Transcribe every line exactly. Leave the pictures behind.

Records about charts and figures
== == ==
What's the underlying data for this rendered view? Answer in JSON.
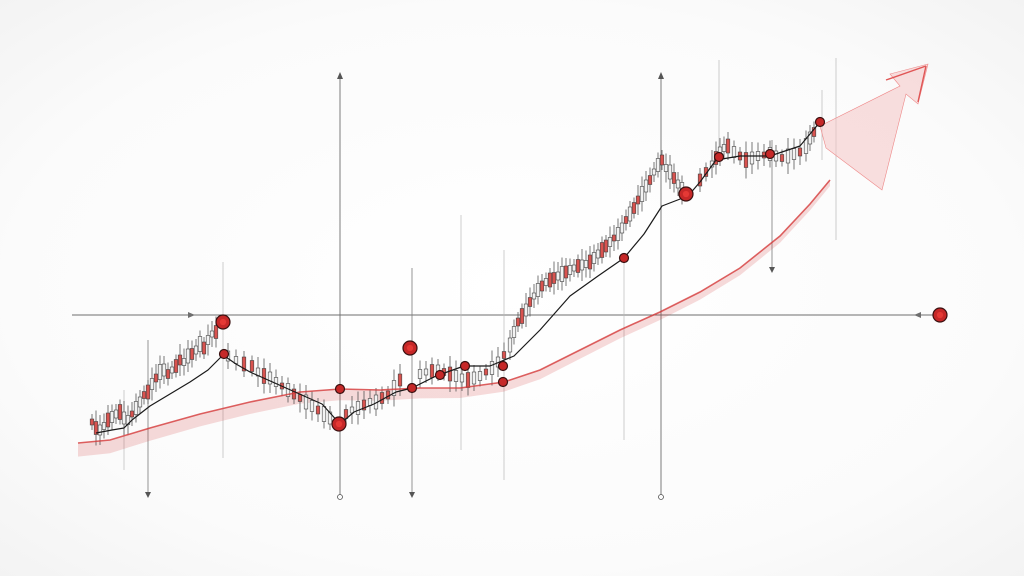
{
  "chart_data": {
    "type": "candlestick",
    "title": "",
    "xlabel": "",
    "ylabel": "",
    "grid": false,
    "legend": "none",
    "colors": {
      "up_candle": "#f3f3f3",
      "down_candle": "#d9534f",
      "wick": "#555555",
      "price_line": "#1a1a1a",
      "trend_line": "#d43a3a",
      "marker": "#c62828",
      "arrow": "#e57373"
    },
    "candles": [
      [
        92,
        422
      ],
      [
        96,
        428
      ],
      [
        100,
        430
      ],
      [
        104,
        426
      ],
      [
        108,
        420
      ],
      [
        112,
        417
      ],
      [
        116,
        414
      ],
      [
        120,
        412
      ],
      [
        124,
        418
      ],
      [
        128,
        420
      ],
      [
        132,
        414
      ],
      [
        136,
        408
      ],
      [
        140,
        402
      ],
      [
        144,
        395
      ],
      [
        148,
        392
      ],
      [
        152,
        384
      ],
      [
        156,
        378
      ],
      [
        160,
        372
      ],
      [
        164,
        370
      ],
      [
        168,
        374
      ],
      [
        172,
        370
      ],
      [
        176,
        366
      ],
      [
        180,
        360
      ],
      [
        184,
        362
      ],
      [
        188,
        356
      ],
      [
        192,
        354
      ],
      [
        196,
        350
      ],
      [
        200,
        344
      ],
      [
        204,
        348
      ],
      [
        208,
        340
      ],
      [
        212,
        334
      ],
      [
        216,
        332
      ],
      [
        228,
        356
      ],
      [
        236,
        360
      ],
      [
        244,
        364
      ],
      [
        252,
        366
      ],
      [
        258,
        372
      ],
      [
        264,
        376
      ],
      [
        270,
        378
      ],
      [
        276,
        382
      ],
      [
        282,
        386
      ],
      [
        288,
        390
      ],
      [
        294,
        394
      ],
      [
        300,
        398
      ],
      [
        306,
        402
      ],
      [
        312,
        406
      ],
      [
        318,
        410
      ],
      [
        324,
        414
      ],
      [
        330,
        418
      ],
      [
        346,
        414
      ],
      [
        352,
        410
      ],
      [
        358,
        408
      ],
      [
        364,
        405
      ],
      [
        370,
        402
      ],
      [
        376,
        402
      ],
      [
        382,
        398
      ],
      [
        388,
        395
      ],
      [
        394,
        388
      ],
      [
        400,
        380
      ],
      [
        420,
        374
      ],
      [
        426,
        372
      ],
      [
        432,
        371
      ],
      [
        438,
        370
      ],
      [
        444,
        372
      ],
      [
        450,
        374
      ],
      [
        456,
        376
      ],
      [
        462,
        378
      ],
      [
        468,
        380
      ],
      [
        474,
        378
      ],
      [
        480,
        376
      ],
      [
        486,
        372
      ],
      [
        492,
        368
      ],
      [
        498,
        362
      ],
      [
        504,
        355
      ],
      [
        510,
        345
      ],
      [
        514,
        332
      ],
      [
        518,
        322
      ],
      [
        522,
        316
      ],
      [
        526,
        310
      ],
      [
        530,
        302
      ],
      [
        534,
        296
      ],
      [
        538,
        290
      ],
      [
        542,
        286
      ],
      [
        546,
        282
      ],
      [
        550,
        280
      ],
      [
        554,
        278
      ],
      [
        558,
        276
      ],
      [
        562,
        274
      ],
      [
        566,
        272
      ],
      [
        570,
        270
      ],
      [
        574,
        268
      ],
      [
        578,
        266
      ],
      [
        582,
        265
      ],
      [
        586,
        264
      ],
      [
        590,
        262
      ],
      [
        594,
        258
      ],
      [
        598,
        254
      ],
      [
        602,
        250
      ],
      [
        606,
        246
      ],
      [
        610,
        242
      ],
      [
        614,
        238
      ],
      [
        618,
        234
      ],
      [
        622,
        228
      ],
      [
        626,
        220
      ],
      [
        630,
        214
      ],
      [
        634,
        208
      ],
      [
        638,
        200
      ],
      [
        642,
        194
      ],
      [
        646,
        186
      ],
      [
        650,
        180
      ],
      [
        654,
        172
      ],
      [
        658,
        165
      ],
      [
        662,
        160
      ],
      [
        666,
        168
      ],
      [
        670,
        172
      ],
      [
        674,
        178
      ],
      [
        678,
        184
      ],
      [
        682,
        190
      ],
      [
        700,
        180
      ],
      [
        706,
        172
      ],
      [
        712,
        164
      ],
      [
        716,
        158
      ],
      [
        720,
        152
      ],
      [
        724,
        148
      ],
      [
        728,
        146
      ],
      [
        734,
        152
      ],
      [
        740,
        156
      ],
      [
        746,
        160
      ],
      [
        752,
        158
      ],
      [
        758,
        156
      ],
      [
        764,
        155
      ],
      [
        770,
        154
      ],
      [
        776,
        156
      ],
      [
        782,
        158
      ],
      [
        788,
        156
      ],
      [
        794,
        154
      ],
      [
        800,
        152
      ],
      [
        806,
        146
      ],
      [
        810,
        138
      ],
      [
        814,
        132
      ]
    ],
    "price_line": [
      [
        96,
        433
      ],
      [
        112,
        430
      ],
      [
        124,
        428
      ],
      [
        132,
        420
      ],
      [
        150,
        406
      ],
      [
        170,
        394
      ],
      [
        190,
        382
      ],
      [
        208,
        370
      ],
      [
        223,
        355
      ],
      [
        236,
        364
      ],
      [
        250,
        372
      ],
      [
        268,
        380
      ],
      [
        286,
        388
      ],
      [
        304,
        396
      ],
      [
        322,
        404
      ],
      [
        340,
        424
      ],
      [
        354,
        412
      ],
      [
        374,
        404
      ],
      [
        396,
        392
      ],
      [
        412,
        388
      ],
      [
        436,
        376
      ],
      [
        464,
        366
      ],
      [
        490,
        366
      ],
      [
        514,
        356
      ],
      [
        540,
        330
      ],
      [
        570,
        296
      ],
      [
        598,
        276
      ],
      [
        624,
        258
      ],
      [
        644,
        234
      ],
      [
        662,
        206
      ],
      [
        688,
        196
      ],
      [
        700,
        182
      ],
      [
        716,
        160
      ],
      [
        740,
        156
      ],
      [
        770,
        156
      ],
      [
        800,
        146
      ],
      [
        820,
        122
      ]
    ],
    "trend_line": [
      [
        78,
        443
      ],
      [
        110,
        440
      ],
      [
        150,
        428
      ],
      [
        200,
        414
      ],
      [
        250,
        402
      ],
      [
        300,
        392
      ],
      [
        340,
        389
      ],
      [
        380,
        390
      ],
      [
        420,
        388
      ],
      [
        460,
        388
      ],
      [
        504,
        382
      ],
      [
        540,
        370
      ],
      [
        580,
        350
      ],
      [
        620,
        330
      ],
      [
        660,
        312
      ],
      [
        700,
        292
      ],
      [
        740,
        268
      ],
      [
        780,
        236
      ],
      [
        810,
        204
      ],
      [
        830,
        180
      ]
    ],
    "markers": [
      [
        223,
        322
      ],
      [
        224,
        354
      ],
      [
        340,
        389
      ],
      [
        339,
        424
      ],
      [
        410,
        348
      ],
      [
        412,
        388
      ],
      [
        440,
        375
      ],
      [
        465,
        366
      ],
      [
        503,
        366
      ],
      [
        503,
        382
      ],
      [
        624,
        258
      ],
      [
        686,
        194
      ],
      [
        719,
        157
      ],
      [
        770,
        154
      ],
      [
        820,
        122
      ],
      [
        940,
        315
      ]
    ]
  },
  "annotations": {
    "left_arrow_icon": "arrow-right-icon",
    "right_arrow_icon": "arrow-left-icon",
    "up_arrow_icon": "arrow-up-icon",
    "down_arrow_icon": "arrow-down-icon"
  }
}
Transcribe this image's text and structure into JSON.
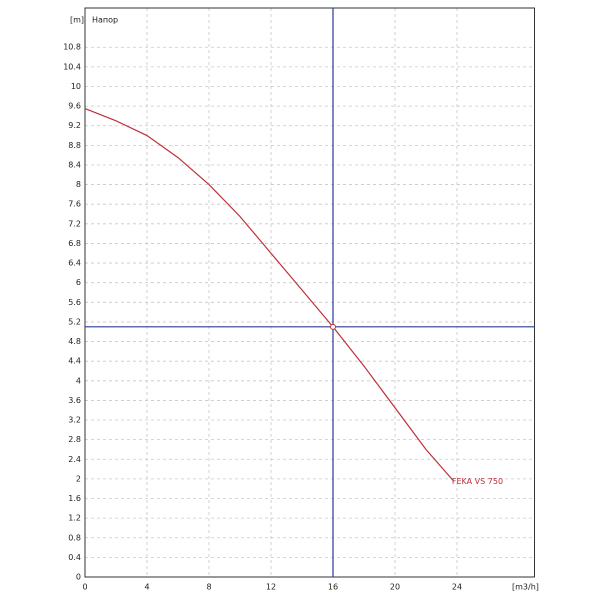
== == ==
THE OUTPUT
What's the underlying data for this rendered view? Answer in JSON.
{
  "chart_data": {
    "type": "candlestick",
    "title": "",
    "xlabel": "",
    "ylabel": "",
    "grid": false,
    "legend": "none",
    "colors": {
      "up_candle": "#f3f3f3",
      "down_candle": "#d9534f",
      "wick": "#555555",
      "price_line": "#1a1a1a",
      "trend_line": "#d43a3a",
      "marker": "#c62828",
      "arrow": "#e57373"
    },
    "candles": [
      [
        92,
        422
      ],
      [
        96,
        428
      ],
      [
        100,
        430
      ],
      [
        104,
        426
      ],
      [
        108,
        420
      ],
      [
        112,
        417
      ],
      [
        116,
        414
      ],
      [
        120,
        412
      ],
      [
        124,
        418
      ],
      [
        128,
        420
      ],
      [
        132,
        414
      ],
      [
        136,
        408
      ],
      [
        140,
        402
      ],
      [
        144,
        395
      ],
      [
        148,
        392
      ],
      [
        152,
        384
      ],
      [
        156,
        378
      ],
      [
        160,
        372
      ],
      [
        164,
        370
      ],
      [
        168,
        374
      ],
      [
        172,
        370
      ],
      [
        176,
        366
      ],
      [
        180,
        360
      ],
      [
        184,
        362
      ],
      [
        188,
        356
      ],
      [
        192,
        354
      ],
      [
        196,
        350
      ],
      [
        200,
        344
      ],
      [
        204,
        348
      ],
      [
        208,
        340
      ],
      [
        212,
        334
      ],
      [
        216,
        332
      ],
      [
        228,
        356
      ],
      [
        236,
        360
      ],
      [
        244,
        364
      ],
      [
        252,
        366
      ],
      [
        258,
        372
      ],
      [
        264,
        376
      ],
      [
        270,
        378
      ],
      [
        276,
        382
      ],
      [
        282,
        386
      ],
      [
        288,
        390
      ],
      [
        294,
        394
      ],
      [
        300,
        398
      ],
      [
        306,
        402
      ],
      [
        312,
        406
      ],
      [
        318,
        410
      ],
      [
        324,
        414
      ],
      [
        330,
        418
      ],
      [
        346,
        414
      ],
      [
        352,
        410
      ],
      [
        358,
        408
      ],
      [
        364,
        405
      ],
      [
        370,
        402
      ],
      [
        376,
        402
      ],
      [
        382,
        398
      ],
      [
        388,
        395
      ],
      [
        394,
        388
      ],
      [
        400,
        380
      ],
      [
        420,
        374
      ],
      [
        426,
        372
      ],
      [
        432,
        371
      ],
      [
        438,
        370
      ],
      [
        444,
        372
      ],
      [
        450,
        374
      ],
      [
        456,
        376
      ],
      [
        462,
        378
      ],
      [
        468,
        380
      ],
      [
        474,
        378
      ],
      [
        480,
        376
      ],
      [
        486,
        372
      ],
      [
        492,
        368
      ],
      [
        498,
        362
      ],
      [
        504,
        355
      ],
      [
        510,
        345
      ],
      [
        514,
        332
      ],
      [
        518,
        322
      ],
      [
        522,
        316
      ],
      [
        526,
        310
      ],
      [
        530,
        302
      ],
      [
        534,
        296
      ],
      [
        538,
        290
      ],
      [
        542,
        286
      ],
      [
        546,
        282
      ],
      [
        550,
        280
      ],
      [
        554,
        278
      ],
      [
        558,
        276
      ],
      [
        562,
        274
      ],
      [
        566,
        272
      ],
      [
        570,
        270
      ],
      [
        574,
        268
      ],
      [
        578,
        266
      ],
      [
        582,
        265
      ],
      [
        586,
        264
      ],
      [
        590,
        262
      ],
      [
        594,
        258
      ],
      [
        598,
        254
      ],
      [
        602,
        250
      ],
      [
        606,
        246
      ],
      [
        610,
        242
      ],
      [
        614,
        238
      ],
      [
        618,
        234
      ],
      [
        622,
        228
      ],
      [
        626,
        220
      ],
      [
        630,
        214
      ],
      [
        634,
        208
      ],
      [
        638,
        200
      ],
      [
        642,
        194
      ],
      [
        646,
        186
      ],
      [
        650,
        180
      ],
      [
        654,
        172
      ],
      [
        658,
        165
      ],
      [
        662,
        160
      ],
      [
        666,
        168
      ],
      [
        670,
        172
      ],
      [
        674,
        178
      ],
      [
        678,
        184
      ],
      [
        682,
        190
      ],
      [
        700,
        180
      ],
      [
        706,
        172
      ],
      [
        712,
        164
      ],
      [
        716,
        158
      ],
      [
        720,
        152
      ],
      [
        724,
        148
      ],
      [
        728,
        146
      ],
      [
        734,
        152
      ],
      [
        740,
        156
      ],
      [
        746,
        160
      ],
      [
        752,
        158
      ],
      [
        758,
        156
      ],
      [
        764,
        155
      ],
      [
        770,
        154
      ],
      [
        776,
        156
      ],
      [
        782,
        158
      ],
      [
        788,
        156
      ],
      [
        794,
        154
      ],
      [
        800,
        152
      ],
      [
        806,
        146
      ],
      [
        810,
        138
      ],
      [
        814,
        132
      ]
    ],
    "price_line": [
      [
        96,
        433
      ],
      [
        112,
        430
      ],
      [
        124,
        428
      ],
      [
        132,
        420
      ],
      [
        150,
        406
      ],
      [
        170,
        394
      ],
      [
        190,
        382
      ],
      [
        208,
        370
      ],
      [
        223,
        355
      ],
      [
        236,
        364
      ],
      [
        250,
        372
      ],
      [
        268,
        380
      ],
      [
        286,
        388
      ],
      [
        304,
        396
      ],
      [
        322,
        404
      ],
      [
        340,
        424
      ],
      [
        354,
        412
      ],
      [
        374,
        404
      ],
      [
        396,
        392
      ],
      [
        412,
        388
      ],
      [
        436,
        376
      ],
      [
        464,
        366
      ],
      [
        490,
        366
      ],
      [
        514,
        356
      ],
      [
        540,
        330
      ],
      [
        570,
        296
      ],
      [
        598,
        276
      ],
      [
        624,
        258
      ],
      [
        644,
        234
      ],
      [
        662,
        206
      ],
      [
        688,
        196
      ],
      [
        700,
        182
      ],
      [
        716,
        160
      ],
      [
        740,
        156
      ],
      [
        770,
        156
      ],
      [
        800,
        146
      ],
      [
        820,
        122
      ]
    ],
    "trend_line": [
      [
        78,
        443
      ],
      [
        110,
        440
      ],
      [
        150,
        428
      ],
      [
        200,
        414
      ],
      [
        250,
        402
      ],
      [
        300,
        392
      ],
      [
        340,
        389
      ],
      [
        380,
        390
      ],
      [
        420,
        388
      ],
      [
        460,
        388
      ],
      [
        504,
        382
      ],
      [
        540,
        370
      ],
      [
        580,
        350
      ],
      [
        620,
        330
      ],
      [
        660,
        312
      ],
      [
        700,
        292
      ],
      [
        740,
        268
      ],
      [
        780,
        236
      ],
      [
        810,
        204
      ],
      [
        830,
        180
      ]
    ],
    "markers": [
      [
        223,
        322
      ],
      [
        224,
        354
      ],
      [
        340,
        389
      ],
      [
        339,
        424
      ],
      [
        410,
        348
      ],
      [
        412,
        388
      ],
      [
        440,
        375
      ],
      [
        465,
        366
      ],
      [
        503,
        366
      ],
      [
        503,
        382
      ],
      [
        624,
        258
      ],
      [
        686,
        194
      ],
      [
        719,
        157
      ],
      [
        770,
        154
      ],
      [
        820,
        122
      ],
      [
        940,
        315
      ]
    ]
  },
  "annotations": {
    "left_arrow_icon": "arrow-right-icon",
    "right_arrow_icon": "arrow-left-icon",
    "up_arrow_icon": "arrow-up-icon",
    "down_arrow_icon": "arrow-down-icon"
  }
}
Transcribe this image's text and structure into JSON.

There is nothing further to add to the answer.